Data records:

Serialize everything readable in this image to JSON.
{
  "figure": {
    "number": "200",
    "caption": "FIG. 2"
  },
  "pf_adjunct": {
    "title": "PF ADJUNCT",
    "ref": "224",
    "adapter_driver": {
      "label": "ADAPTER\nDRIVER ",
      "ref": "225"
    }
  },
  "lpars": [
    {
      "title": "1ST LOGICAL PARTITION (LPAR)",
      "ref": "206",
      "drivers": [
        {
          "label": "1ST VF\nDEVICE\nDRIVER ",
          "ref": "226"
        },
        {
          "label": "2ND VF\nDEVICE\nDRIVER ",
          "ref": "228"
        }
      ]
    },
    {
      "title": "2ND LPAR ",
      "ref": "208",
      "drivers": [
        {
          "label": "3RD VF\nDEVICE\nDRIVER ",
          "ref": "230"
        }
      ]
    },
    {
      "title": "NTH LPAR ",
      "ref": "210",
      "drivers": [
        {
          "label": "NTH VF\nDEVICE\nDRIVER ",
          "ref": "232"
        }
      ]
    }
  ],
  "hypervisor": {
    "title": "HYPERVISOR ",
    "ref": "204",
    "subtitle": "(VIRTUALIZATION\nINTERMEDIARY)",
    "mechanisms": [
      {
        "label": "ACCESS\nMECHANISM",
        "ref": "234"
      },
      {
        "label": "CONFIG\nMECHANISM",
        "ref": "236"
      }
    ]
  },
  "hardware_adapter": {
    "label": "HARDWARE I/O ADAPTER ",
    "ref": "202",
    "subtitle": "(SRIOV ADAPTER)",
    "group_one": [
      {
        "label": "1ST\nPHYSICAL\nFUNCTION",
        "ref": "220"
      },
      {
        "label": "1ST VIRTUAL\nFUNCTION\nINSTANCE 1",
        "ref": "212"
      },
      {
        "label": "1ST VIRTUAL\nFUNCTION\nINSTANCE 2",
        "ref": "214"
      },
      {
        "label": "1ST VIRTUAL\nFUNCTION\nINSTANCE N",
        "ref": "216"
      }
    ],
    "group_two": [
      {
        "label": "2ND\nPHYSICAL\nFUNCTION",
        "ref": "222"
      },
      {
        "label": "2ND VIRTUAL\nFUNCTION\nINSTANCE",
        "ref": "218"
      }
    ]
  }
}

# Required task:
Say how many lines contain "nFUNCTION", and give nothing but that number.

# Task result:
6